[Excerpt from a dataset]
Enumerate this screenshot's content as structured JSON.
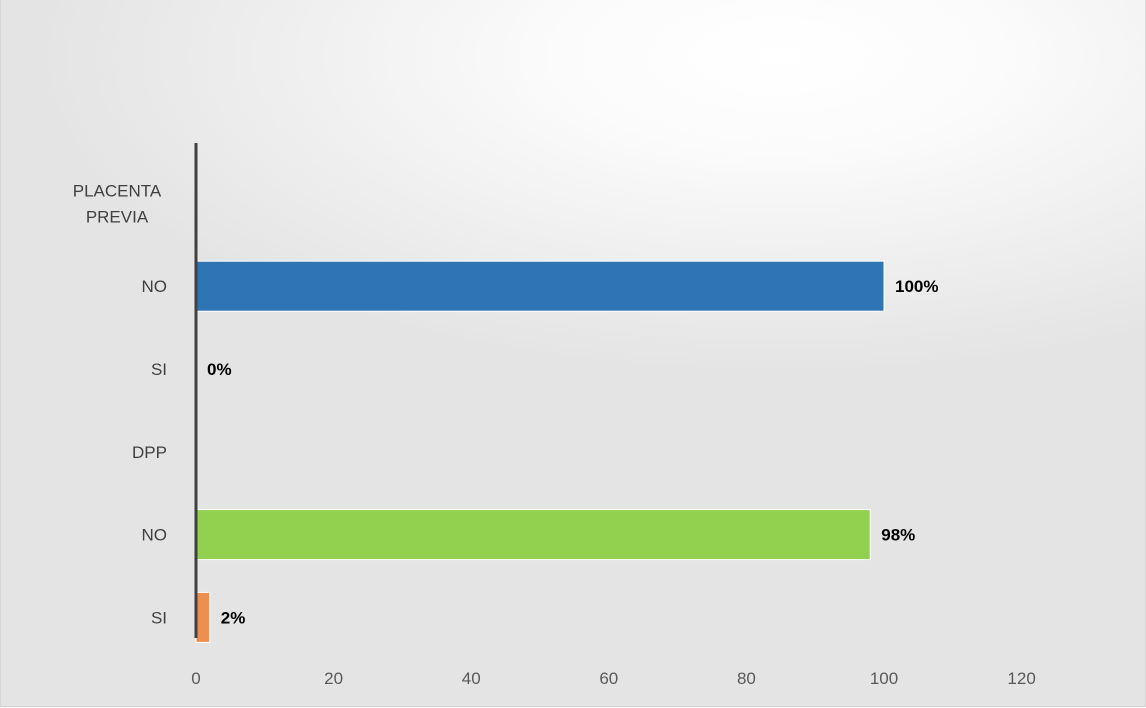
{
  "chart_data": {
    "type": "bar",
    "orientation": "horizontal",
    "categories": [
      "PLACENTA PREVIA",
      "NO",
      "SI",
      "DPP",
      "NO",
      "SI"
    ],
    "values": [
      null,
      100,
      0,
      null,
      98,
      2
    ],
    "data_labels": [
      "",
      "100%",
      "0%",
      "",
      "98%",
      "2%"
    ],
    "bar_colors": [
      "",
      "#2E75B6",
      "#2E75B6",
      "",
      "#92D050",
      "#ED8F4E"
    ],
    "xlim": [
      0,
      120
    ],
    "xticks": [
      0,
      20,
      40,
      60,
      80,
      100,
      120
    ],
    "grid": false,
    "legend": "none",
    "title": "",
    "xlabel": "",
    "ylabel": ""
  }
}
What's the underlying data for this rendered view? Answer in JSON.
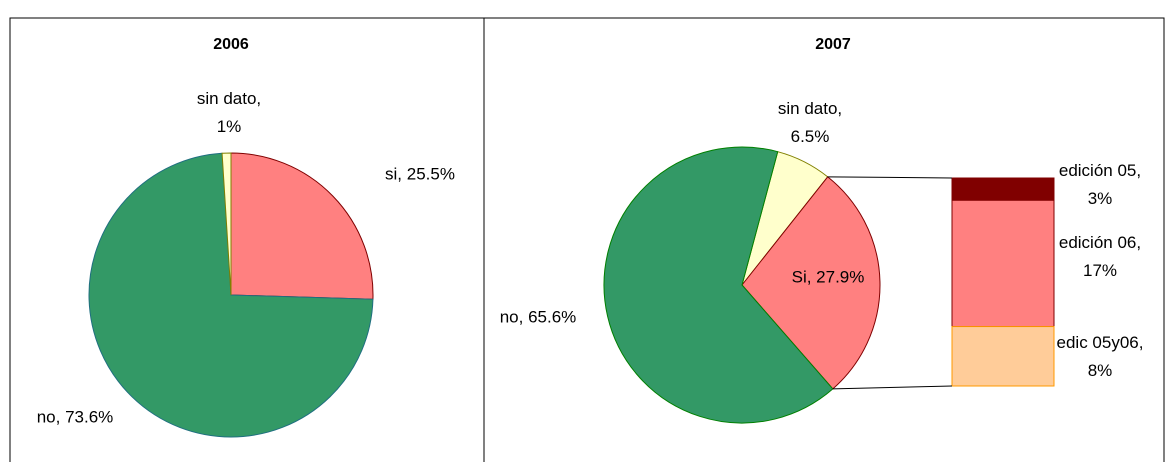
{
  "chart_data": [
    {
      "type": "pie",
      "title": "2006",
      "labels": [
        "si, 25.5%",
        "no, 73.6%",
        "sin dato, 1%"
      ],
      "values": [
        25.5,
        73.6,
        1
      ],
      "colors": [
        "#ff8080",
        "#339966",
        "#ffffcc"
      ]
    },
    {
      "type": "pie",
      "title": "2007",
      "labels": [
        "sin dato, 6.5%",
        "Si, 27.9%",
        "no, 65.6%"
      ],
      "values": [
        6.5,
        27.9,
        65.6
      ],
      "colors": [
        "#ffffcc",
        "#ff8080",
        "#339966"
      ],
      "breakdown": {
        "labels": [
          "edición 05, 3%",
          "edición 06, 17%",
          "edic 05y06, 8%"
        ],
        "values": [
          3,
          17,
          8
        ],
        "colors": [
          "#800000",
          "#ff8080",
          "#ffcc99"
        ]
      }
    }
  ]
}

● **What needs to be done**:
Leave out the pictures and give the listing above again exactly.

● **Task answer**:
Enumerate this screenshot's content as structured JSON.
{
  "chart_data": {
    "type": "bar",
    "orientation": "horizontal",
    "categories": [
      "PLACENTA PREVIA",
      "NO",
      "SI",
      "DPP",
      "NO",
      "SI"
    ],
    "values": [
      null,
      100,
      0,
      null,
      98,
      2
    ],
    "data_labels": [
      "",
      "100%",
      "0%",
      "",
      "98%",
      "2%"
    ],
    "bar_colors": [
      "",
      "#2E75B6",
      "#2E75B6",
      "",
      "#92D050",
      "#ED8F4E"
    ],
    "xlim": [
      0,
      120
    ],
    "xticks": [
      0,
      20,
      40,
      60,
      80,
      100,
      120
    ],
    "grid": false,
    "legend": "none",
    "title": "",
    "xlabel": "",
    "ylabel": ""
  }
}
What's the underlying data for this rendered view? Answer in JSON.
{
  "chart_data": [
    {
      "type": "pie",
      "title": "2006",
      "labels": [
        "si, 25.5%",
        "no, 73.6%",
        "sin dato, 1%"
      ],
      "values": [
        25.5,
        73.6,
        1
      ],
      "colors": [
        "#ff8080",
        "#339966",
        "#ffffcc"
      ]
    },
    {
      "type": "pie",
      "title": "2007",
      "labels": [
        "sin dato, 6.5%",
        "Si, 27.9%",
        "no, 65.6%"
      ],
      "values": [
        6.5,
        27.9,
        65.6
      ],
      "colors": [
        "#ffffcc",
        "#ff8080",
        "#339966"
      ],
      "breakdown": {
        "labels": [
          "edición 05, 3%",
          "edición 06, 17%",
          "edic 05y06, 8%"
        ],
        "values": [
          3,
          17,
          8
        ],
        "colors": [
          "#800000",
          "#ff8080",
          "#ffcc99"
        ]
      }
    }
  ]
}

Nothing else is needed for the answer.